Source data
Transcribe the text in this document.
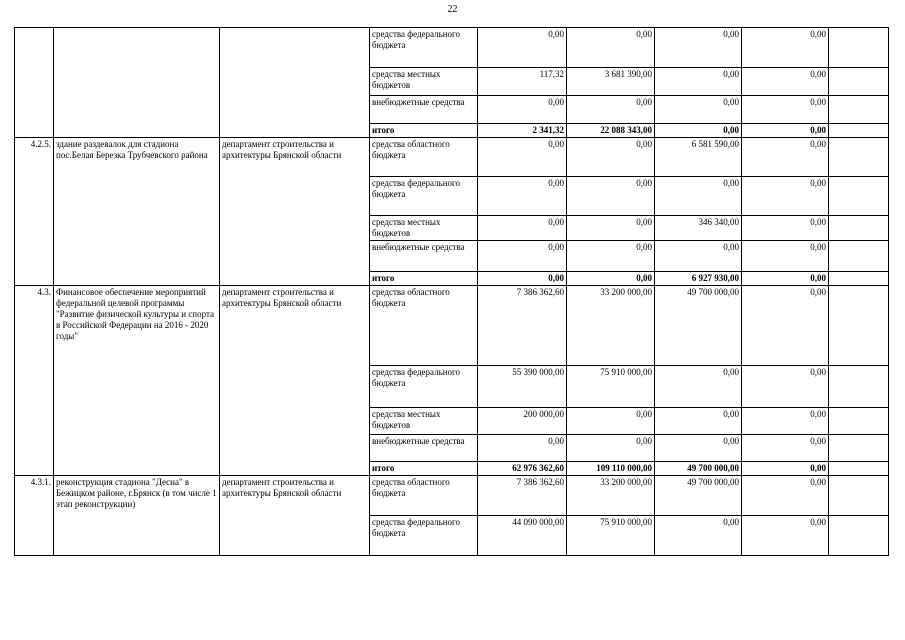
22
			средства федерального бюджета	0,00	0,00	0,00	0,00	
			средства местных бюджетов	117,32	3 681 390,00	0,00	0,00	
			внебюджетные средства	0,00	0,00	0,00	0,00	
			итого	2 341,32	22 088 343,00	0,00	0,00	
4.2.5.	здание раздевалок для стадиона пос.Белая Березка Трубчевского района	департамент строительства и архитектуры Брянской области	средства областного бюджета	0,00	0,00	6 581 590,00	0,00	
			средства федерального бюджета	0,00	0,00	0,00	0,00	
			средства местных бюджетов	0,00	0,00	346 340,00	0,00	
			внебюджетные средства	0,00	0,00	0,00	0,00	
			итого	0,00	0,00	6 927 930,00	0,00	
4.3.	Финансовое обеспечение мероприятий федеральной целевой программы "Развитие физической культуры и спорта в Российской Федерации на 2016 - 2020 годы"	департамент строительства и архитектуры Брянской области	средства областного бюджета	7 386 362,60	33 200 000,00	49 700 000,00	0,00	
			средства федерального бюджета	55 390 000,00	75 910 000,00	0,00	0,00	
			средства местных бюджетов	200 000,00	0,00	0,00	0,00	
			внебюджетные средства	0,00	0,00	0,00	0,00	
			итого	62 976 362,60	109 110 000,00	49 700 000,00	0,00	
4.3.1.	реконструкция стадиона "Десна" в Бежицком районе, г.Брянск (в том числе 1 этап реконструкции)	департамент строительства и архитектуры Брянской области	средства областного бюджета	7 386 362,60	33 200 000,00	49 700 000,00	0,00	
			средства федерального бюджета	44 090 000,00	75 910 000,00	0,00	0,00	
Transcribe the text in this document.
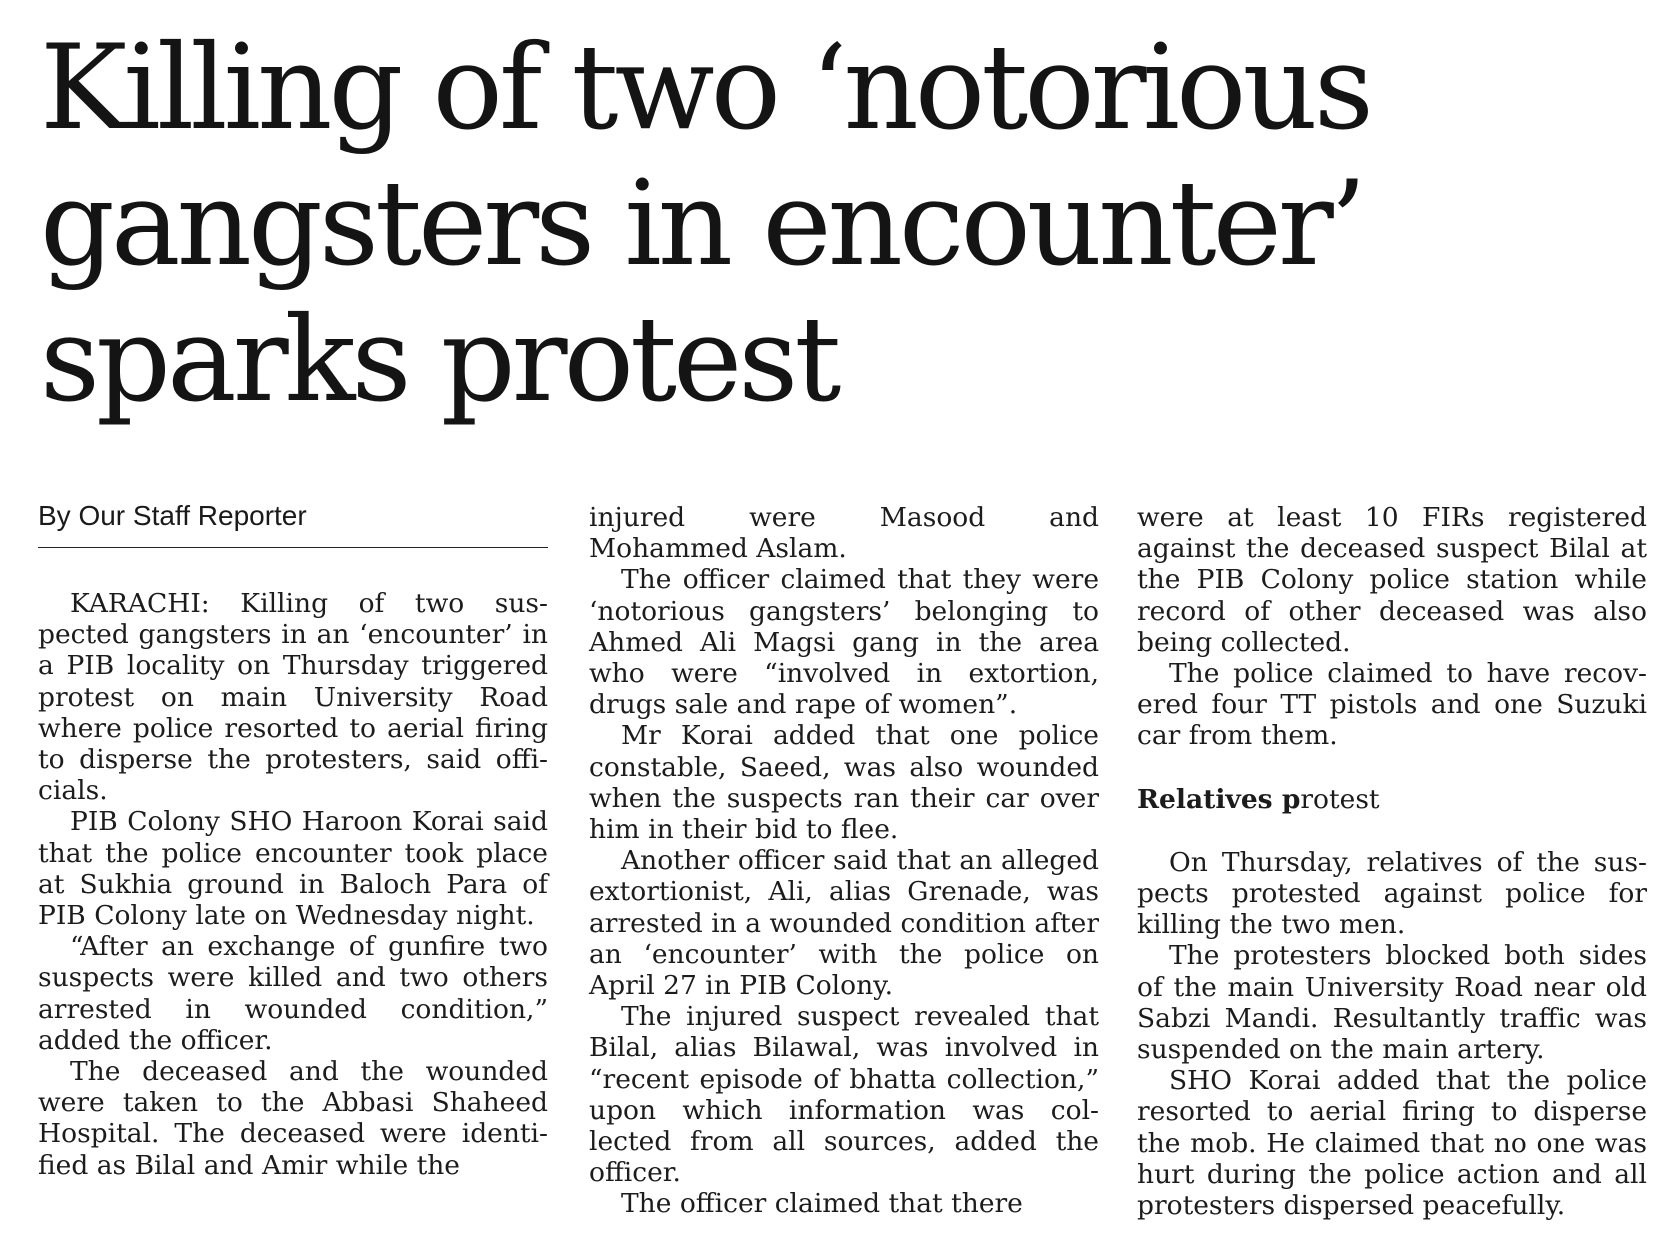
Killing of two ‘notorious
gangsters in encounter’
sparks protest
By Our Staff Reporter

KARACHI: Killing of two sus-pected gangsters in an ‘encounter’ in a PIB locality on Thursday triggered protest on main University Road where police resorted to aerial firing to disperse the protesters, said offi-cials.

PIB Colony SHO Haroon Korai said that the police encounter took place at Sukhia ground in Baloch Para of PIB Colony late on Wednesday night.

“After an exchange of gunfire two suspects were killed and two others arrested in wounded condition,” added the officer.

The deceased and the wounded were taken to the Abbasi Shaheed Hospital. The deceased were identi-fied as Bilal and Amir while the

injured were Masood and Mohammed Aslam.

The officer claimed that they were ‘notorious gangsters’ belonging to Ahmed Ali Magsi gang in the area who were “involved in extortion, drugs sale and rape of women”.

Mr Korai added that one police constable, Saeed, was also wounded when the suspects ran their car over him in their bid to flee.

Another officer said that an alleged extortionist, Ali, alias Grenade, was arrested in a wounded condition after an ‘encounter’ with the police on April 27 in PIB Colony.

The injured suspect revealed that Bilal, alias Bilawal, was involved in “recent episode of bhatta collection,” upon which information was col-lected from all sources, added the officer.

The officer claimed that there

were at least 10 FIRs registered against the deceased suspect Bilal at the PIB Colony police station while record of other deceased was also being collected.

The police claimed to have recov-ered four TT pistols and one Suzuki car from them.

Relatives protest

On Thursday, relatives of the sus-pects protested against police for killing the two men.

The protesters blocked both sides of the main University Road near old Sabzi Mandi. Resultantly traffic was suspended on the main artery.

SHO Korai added that the police resorted to aerial firing to disperse the mob. He claimed that no one was hurt during the police action and all protesters dispersed peacefully.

Requirements
Reproduce the material above verbatim; omit every picture.

Correct answer
Transcribe the text in this document.
22
			средства федерального бюджета	0,00	0,00	0,00	0,00	
			средства местных бюджетов	117,32	3 681 390,00	0,00	0,00	
			внебюджетные средства	0,00	0,00	0,00	0,00	
			итого	2 341,32	22 088 343,00	0,00	0,00	
4.2.5.	здание раздевалок для стадиона пос.Белая Березка Трубчевского района	департамент строительства и архитектуры Брянской области	средства областного бюджета	0,00	0,00	6 581 590,00	0,00	
			средства федерального бюджета	0,00	0,00	0,00	0,00	
			средства местных бюджетов	0,00	0,00	346 340,00	0,00	
			внебюджетные средства	0,00	0,00	0,00	0,00	
			итого	0,00	0,00	6 927 930,00	0,00	
4.3.	Финансовое обеспечение мероприятий федеральной целевой программы "Развитие физической культуры и спорта в Российской Федерации на 2016 - 2020 годы"	департамент строительства и архитектуры Брянской области	средства областного бюджета	7 386 362,60	33 200 000,00	49 700 000,00	0,00	
			средства федерального бюджета	55 390 000,00	75 910 000,00	0,00	0,00	
			средства местных бюджетов	200 000,00	0,00	0,00	0,00	
			внебюджетные средства	0,00	0,00	0,00	0,00	
			итого	62 976 362,60	109 110 000,00	49 700 000,00	0,00	
4.3.1.	реконструкция стадиона "Десна" в Бежицком районе, г.Брянск (в том числе 1 этап реконструкции)	департамент строительства и архитектуры Брянской области	средства областного бюджета	7 386 362,60	33 200 000,00	49 700 000,00	0,00	
			средства федерального бюджета	44 090 000,00	75 910 000,00	0,00	0,00	
Transcribe the text in this document.
Killing of two ‘notorious
gangsters in encounter’
sparks protest
By Our Staff Reporter

KARACHI: Killing of two sus-pected gangsters in an ‘encounter’ in a PIB locality on Thursday triggered protest on main University Road where police resorted to aerial firing to disperse the protesters, said offi-cials.

PIB Colony SHO Haroon Korai said that the police encounter took place at Sukhia ground in Baloch Para of PIB Colony late on Wednesday night.

“After an exchange of gunfire two suspects were killed and two others arrested in wounded condition,” added the officer.

The deceased and the wounded were taken to the Abbasi Shaheed Hospital. The deceased were identi-fied as Bilal and Amir while the

injured were Masood and Mohammed Aslam.

The officer claimed that they were ‘notorious gangsters’ belonging to Ahmed Ali Magsi gang in the area who were “involved in extortion, drugs sale and rape of women”.

Mr Korai added that one police constable, Saeed, was also wounded when the suspects ran their car over him in their bid to flee.

Another officer said that an alleged extortionist, Ali, alias Grenade, was arrested in a wounded condition after an ‘encounter’ with the police on April 27 in PIB Colony.

The injured suspect revealed that Bilal, alias Bilawal, was involved in “recent episode of bhatta collection,” upon which information was col-lected from all sources, added the officer.

The officer claimed that there

were at least 10 FIRs registered against the deceased suspect Bilal at the PIB Colony police station while record of other deceased was also being collected.

The police claimed to have recov-ered four TT pistols and one Suzuki car from them.

Relatives protest

On Thursday, relatives of the sus-pects protested against police for killing the two men.

The protesters blocked both sides of the main University Road near old Sabzi Mandi. Resultantly traffic was suspended on the main artery.

SHO Korai added that the police resorted to aerial firing to disperse the mob. He claimed that no one was hurt during the police action and all protesters dispersed peacefully.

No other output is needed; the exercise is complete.